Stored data

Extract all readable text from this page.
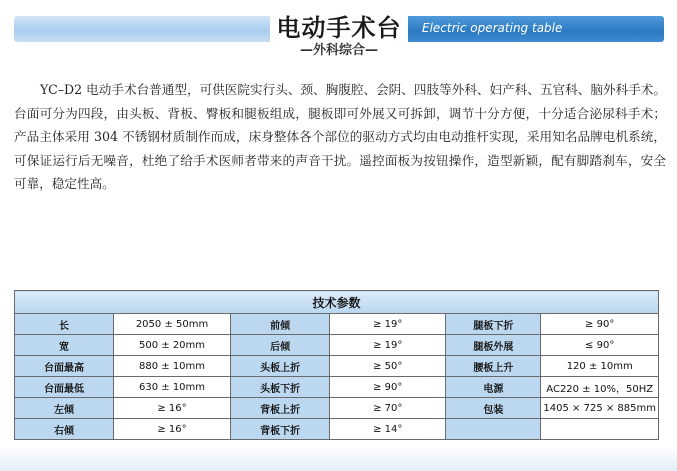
电动手术台	Electric operating table
—外科综合—

YC–D2 电动手术台普通型，可供医院实行头、颈、胸腹腔、会阴、四肢等外科、妇产科、五官科、脑外科手术。台面可分为四段，由头板、背板、臀板和腿板组成，腿板即可外展又可拆卸，调节十分方便，十分适合泌尿科手术；产品主体采用 304 不锈钢材质制作而成，床身整体各个部位的驱动方式均由电动推杆实现，采用知名品牌电机系统，可保证运行后无噪音，杜绝了给手术医师者带来的声音干扰。遥控面板为按钮操作，造型新颖，配有脚踏刹车，安全可靠，稳定性高。

技术参数					
长	2050 ± 50mm	前倾	≥ 19°	腿板下折	≥ 90°
宽	500 ± 20mm	后倾	≥ 19°	腿板外展	≤ 90°
台面最高	880 ± 10mm	头板上折	≥ 50°	腰板上升	120 ± 10mm
台面最低	630 ± 10mm	头板下折	≥ 90°	电源	AC220 ± 10%，50HZ
左倾	≥ 16°	背板上折	≥ 70°	包装	1405 × 725 × 885mm
右倾	≥ 16°	背板下折	≥ 14°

- **Stated exercise**
Extract the full listing exactly, with the pictures left out.

- **Written answer**
Extract all readable text from this page.
电动手术台	Electric operating table
—外科综合—

YC–D2 电动手术台普通型，可供医院实行头、颈、胸腹腔、会阴、四肢等外科、妇产科、五官科、脑外科手术。台面可分为四段，由头板、背板、臀板和腿板组成，腿板即可外展又可拆卸，调节十分方便，十分适合泌尿科手术；产品主体采用 304 不锈钢材质制作而成，床身整体各个部位的驱动方式均由电动推杆实现，采用知名品牌电机系统，可保证运行后无噪音，杜绝了给手术医师者带来的声音干扰。遥控面板为按钮操作，造型新颖，配有脚踏刹车，安全可靠，稳定性高。

技术参数					
长	2050 ± 50mm	前倾	≥ 19°	腿板下折	≥ 90°
宽	500 ± 20mm	后倾	≥ 19°	腿板外展	≤ 90°
台面最高	880 ± 10mm	头板上折	≥ 50°	腰板上升	120 ± 10mm
台面最低	630 ± 10mm	头板下折	≥ 90°	电源	AC220 ± 10%，50HZ
左倾	≥ 16°	背板上折	≥ 70°	包装	1405 × 725 × 885mm
右倾	≥ 16°	背板下折	≥ 14°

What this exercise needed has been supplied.